Set task ▸ Set down each line of the data below exactly as it stands, dropping the pictures.

--- start Task input ---

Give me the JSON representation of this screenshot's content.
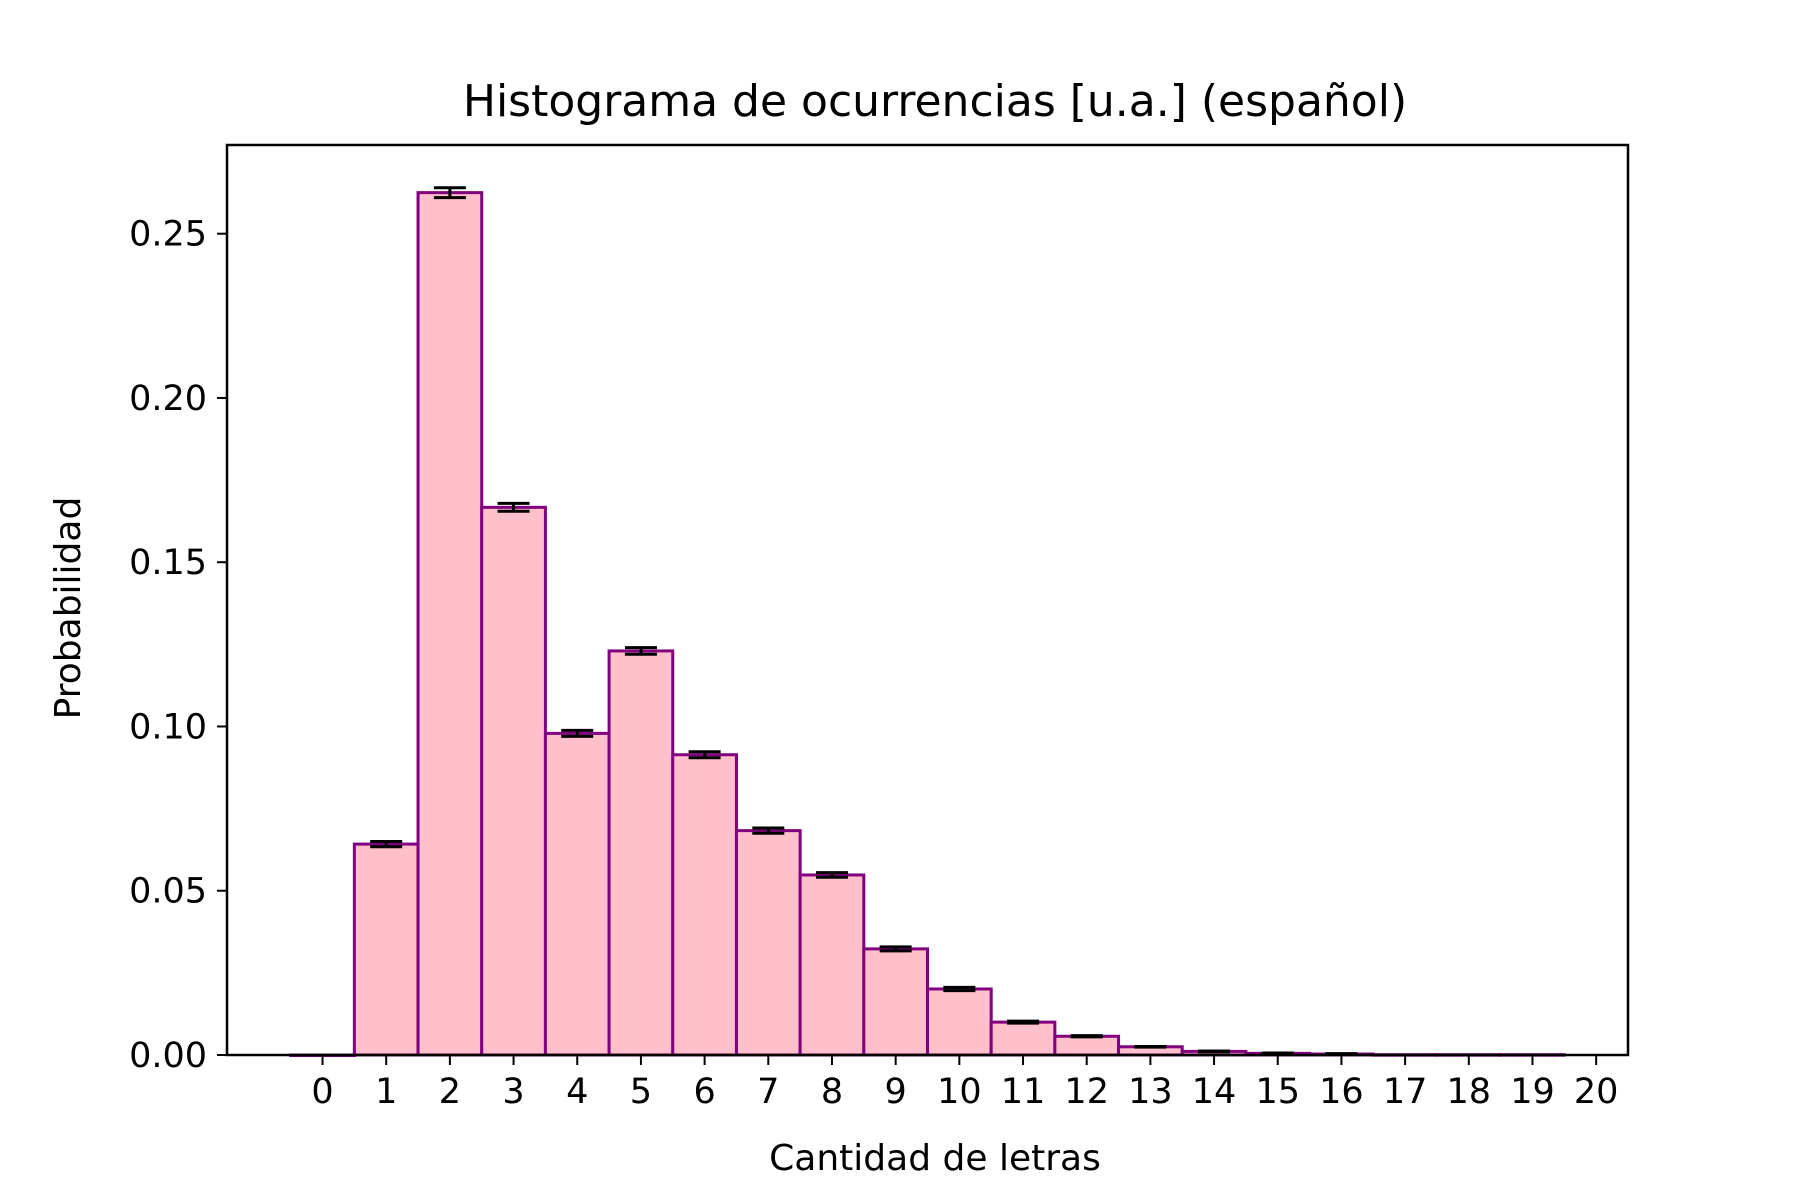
{
  "chart_data": {
    "type": "bar",
    "title": "Histograma de ocurrencias [u.a.] (español)",
    "xlabel": "Cantidad de letras",
    "ylabel": "Probabilidad",
    "x": [
      0,
      1,
      2,
      3,
      4,
      5,
      6,
      7,
      8,
      9,
      10,
      11,
      12,
      13,
      14,
      15,
      16,
      17,
      18,
      19
    ],
    "values": [
      0.0,
      0.0642,
      0.2625,
      0.1667,
      0.0979,
      0.123,
      0.0914,
      0.0683,
      0.0548,
      0.0323,
      0.0201,
      0.01,
      0.0057,
      0.0025,
      0.0011,
      0.0005,
      0.0003,
      0.0001,
      0.0001,
      0.0001
    ],
    "errors": [
      0.0,
      0.0008,
      0.0015,
      0.0012,
      0.0009,
      0.001,
      0.0009,
      0.0008,
      0.0007,
      0.0006,
      0.0005,
      0.0003,
      0.0002,
      0.0001,
      0.0001,
      0.0001,
      0.0001,
      0.0,
      0.0,
      0.0
    ],
    "xticks": [
      "0",
      "1",
      "2",
      "3",
      "4",
      "5",
      "6",
      "7",
      "8",
      "9",
      "10",
      "11",
      "12",
      "13",
      "14",
      "15",
      "16",
      "17",
      "18",
      "19",
      "20"
    ],
    "yticks": [
      "0.00",
      "0.05",
      "0.10",
      "0.15",
      "0.20",
      "0.25"
    ],
    "xlim": [
      -1.5,
      20.5
    ],
    "ylim": [
      0,
      0.277
    ],
    "grid": false,
    "bar_width": 1.0,
    "colors": {
      "bar_fill": "#ffc0cb",
      "bar_edge": "#800080",
      "errorbar": "#000000",
      "axes": "#000000"
    }
  }
}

--- end Task input ---

Right answer ▸
Give me the JSON representation of this screenshot's content.
{
  "chart_data": {
    "type": "bar",
    "title": "Histograma de ocurrencias [u.a.] (español)",
    "xlabel": "Cantidad de letras",
    "ylabel": "Probabilidad",
    "x": [
      0,
      1,
      2,
      3,
      4,
      5,
      6,
      7,
      8,
      9,
      10,
      11,
      12,
      13,
      14,
      15,
      16,
      17,
      18,
      19
    ],
    "values": [
      0.0,
      0.0642,
      0.2625,
      0.1667,
      0.0979,
      0.123,
      0.0914,
      0.0683,
      0.0548,
      0.0323,
      0.0201,
      0.01,
      0.0057,
      0.0025,
      0.0011,
      0.0005,
      0.0003,
      0.0001,
      0.0001,
      0.0001
    ],
    "errors": [
      0.0,
      0.0008,
      0.0015,
      0.0012,
      0.0009,
      0.001,
      0.0009,
      0.0008,
      0.0007,
      0.0006,
      0.0005,
      0.0003,
      0.0002,
      0.0001,
      0.0001,
      0.0001,
      0.0001,
      0.0,
      0.0,
      0.0
    ],
    "xticks": [
      "0",
      "1",
      "2",
      "3",
      "4",
      "5",
      "6",
      "7",
      "8",
      "9",
      "10",
      "11",
      "12",
      "13",
      "14",
      "15",
      "16",
      "17",
      "18",
      "19",
      "20"
    ],
    "yticks": [
      "0.00",
      "0.05",
      "0.10",
      "0.15",
      "0.20",
      "0.25"
    ],
    "xlim": [
      -1.5,
      20.5
    ],
    "ylim": [
      0,
      0.277
    ],
    "grid": false,
    "bar_width": 1.0,
    "colors": {
      "bar_fill": "#ffc0cb",
      "bar_edge": "#800080",
      "errorbar": "#000000",
      "axes": "#000000"
    }
  }
}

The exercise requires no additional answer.